* _What is required_
The entries below are to be repeated exactly as they stand.
━━━━
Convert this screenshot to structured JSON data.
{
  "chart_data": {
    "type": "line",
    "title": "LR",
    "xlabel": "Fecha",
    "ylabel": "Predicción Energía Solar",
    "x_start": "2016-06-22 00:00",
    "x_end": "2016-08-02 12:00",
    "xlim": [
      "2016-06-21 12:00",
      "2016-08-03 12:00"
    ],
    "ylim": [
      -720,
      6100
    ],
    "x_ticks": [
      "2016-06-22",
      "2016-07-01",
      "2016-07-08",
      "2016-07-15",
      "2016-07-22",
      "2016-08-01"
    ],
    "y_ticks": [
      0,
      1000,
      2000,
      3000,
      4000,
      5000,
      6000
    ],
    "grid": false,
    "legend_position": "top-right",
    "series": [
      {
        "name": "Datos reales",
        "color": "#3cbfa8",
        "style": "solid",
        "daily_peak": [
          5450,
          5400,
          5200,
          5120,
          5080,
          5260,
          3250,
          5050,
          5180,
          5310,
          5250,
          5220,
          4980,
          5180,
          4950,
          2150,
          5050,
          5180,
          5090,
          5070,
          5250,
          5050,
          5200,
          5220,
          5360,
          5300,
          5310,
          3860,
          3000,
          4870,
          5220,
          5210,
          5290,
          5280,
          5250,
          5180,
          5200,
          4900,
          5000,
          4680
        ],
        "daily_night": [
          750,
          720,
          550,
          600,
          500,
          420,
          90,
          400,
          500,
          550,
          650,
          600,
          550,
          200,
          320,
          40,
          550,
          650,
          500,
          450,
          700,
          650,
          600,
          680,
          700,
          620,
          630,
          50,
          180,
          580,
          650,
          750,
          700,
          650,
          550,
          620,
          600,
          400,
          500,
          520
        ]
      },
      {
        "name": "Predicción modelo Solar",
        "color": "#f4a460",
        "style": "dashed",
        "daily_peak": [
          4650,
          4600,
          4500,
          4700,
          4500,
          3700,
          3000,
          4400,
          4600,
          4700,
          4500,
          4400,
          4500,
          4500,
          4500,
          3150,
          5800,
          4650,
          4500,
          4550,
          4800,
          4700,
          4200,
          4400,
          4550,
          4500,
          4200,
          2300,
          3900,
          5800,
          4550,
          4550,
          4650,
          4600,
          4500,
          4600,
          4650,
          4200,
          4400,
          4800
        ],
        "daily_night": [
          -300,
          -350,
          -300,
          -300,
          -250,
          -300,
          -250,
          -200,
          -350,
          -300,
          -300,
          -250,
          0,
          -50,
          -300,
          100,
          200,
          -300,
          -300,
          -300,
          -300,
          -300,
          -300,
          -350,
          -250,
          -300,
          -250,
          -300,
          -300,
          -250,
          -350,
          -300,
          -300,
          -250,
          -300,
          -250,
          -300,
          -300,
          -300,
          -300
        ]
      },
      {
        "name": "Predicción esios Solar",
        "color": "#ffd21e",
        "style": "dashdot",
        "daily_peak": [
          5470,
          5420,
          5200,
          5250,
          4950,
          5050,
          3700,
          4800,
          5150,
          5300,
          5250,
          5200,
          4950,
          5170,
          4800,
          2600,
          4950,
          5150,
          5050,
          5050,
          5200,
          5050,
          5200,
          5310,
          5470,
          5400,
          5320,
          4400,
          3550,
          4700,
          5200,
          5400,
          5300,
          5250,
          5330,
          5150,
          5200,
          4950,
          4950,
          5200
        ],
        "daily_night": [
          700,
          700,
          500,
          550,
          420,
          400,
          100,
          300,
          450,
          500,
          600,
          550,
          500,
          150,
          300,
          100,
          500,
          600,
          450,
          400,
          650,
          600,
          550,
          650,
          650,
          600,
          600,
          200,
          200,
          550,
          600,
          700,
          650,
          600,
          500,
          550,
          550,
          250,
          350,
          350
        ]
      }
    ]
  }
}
━━━━
* _Exercise solution_
Convert this screenshot to structured JSON data.
{
  "chart_data": {
    "type": "line",
    "title": "LR",
    "xlabel": "Fecha",
    "ylabel": "Predicción Energía Solar",
    "x_start": "2016-06-22 00:00",
    "x_end": "2016-08-02 12:00",
    "xlim": [
      "2016-06-21 12:00",
      "2016-08-03 12:00"
    ],
    "ylim": [
      -720,
      6100
    ],
    "x_ticks": [
      "2016-06-22",
      "2016-07-01",
      "2016-07-08",
      "2016-07-15",
      "2016-07-22",
      "2016-08-01"
    ],
    "y_ticks": [
      0,
      1000,
      2000,
      3000,
      4000,
      5000,
      6000
    ],
    "grid": false,
    "legend_position": "top-right",
    "series": [
      {
        "name": "Datos reales",
        "color": "#3cbfa8",
        "style": "solid",
        "daily_peak": [
          5450,
          5400,
          5200,
          5120,
          5080,
          5260,
          3250,
          5050,
          5180,
          5310,
          5250,
          5220,
          4980,
          5180,
          4950,
          2150,
          5050,
          5180,
          5090,
          5070,
          5250,
          5050,
          5200,
          5220,
          5360,
          5300,
          5310,
          3860,
          3000,
          4870,
          5220,
          5210,
          5290,
          5280,
          5250,
          5180,
          5200,
          4900,
          5000,
          4680
        ],
        "daily_night": [
          750,
          720,
          550,
          600,
          500,
          420,
          90,
          400,
          500,
          550,
          650,
          600,
          550,
          200,
          320,
          40,
          550,
          650,
          500,
          450,
          700,
          650,
          600,
          680,
          700,
          620,
          630,
          50,
          180,
          580,
          650,
          750,
          700,
          650,
          550,
          620,
          600,
          400,
          500,
          520
        ]
      },
      {
        "name": "Predicción modelo Solar",
        "color": "#f4a460",
        "style": "dashed",
        "daily_peak": [
          4650,
          4600,
          4500,
          4700,
          4500,
          3700,
          3000,
          4400,
          4600,
          4700,
          4500,
          4400,
          4500,
          4500,
          4500,
          3150,
          5800,
          4650,
          4500,
          4550,
          4800,
          4700,
          4200,
          4400,
          4550,
          4500,
          4200,
          2300,
          3900,
          5800,
          4550,
          4550,
          4650,
          4600,
          4500,
          4600,
          4650,
          4200,
          4400,
          4800
        ],
        "daily_night": [
          -300,
          -350,
          -300,
          -300,
          -250,
          -300,
          -250,
          -200,
          -350,
          -300,
          -300,
          -250,
          0,
          -50,
          -300,
          100,
          200,
          -300,
          -300,
          -300,
          -300,
          -300,
          -300,
          -350,
          -250,
          -300,
          -250,
          -300,
          -300,
          -250,
          -350,
          -300,
          -300,
          -250,
          -300,
          -250,
          -300,
          -300,
          -300,
          -300
        ]
      },
      {
        "name": "Predicción esios Solar",
        "color": "#ffd21e",
        "style": "dashdot",
        "daily_peak": [
          5470,
          5420,
          5200,
          5250,
          4950,
          5050,
          3700,
          4800,
          5150,
          5300,
          5250,
          5200,
          4950,
          5170,
          4800,
          2600,
          4950,
          5150,
          5050,
          5050,
          5200,
          5050,
          5200,
          5310,
          5470,
          5400,
          5320,
          4400,
          3550,
          4700,
          5200,
          5400,
          5300,
          5250,
          5330,
          5150,
          5200,
          4950,
          4950,
          5200
        ],
        "daily_night": [
          700,
          700,
          500,
          550,
          420,
          400,
          100,
          300,
          450,
          500,
          600,
          550,
          500,
          150,
          300,
          100,
          500,
          600,
          450,
          400,
          650,
          600,
          550,
          650,
          650,
          600,
          600,
          200,
          200,
          550,
          600,
          700,
          650,
          600,
          500,
          550,
          550,
          250,
          350,
          350
        ]
      }
    ]
  }
}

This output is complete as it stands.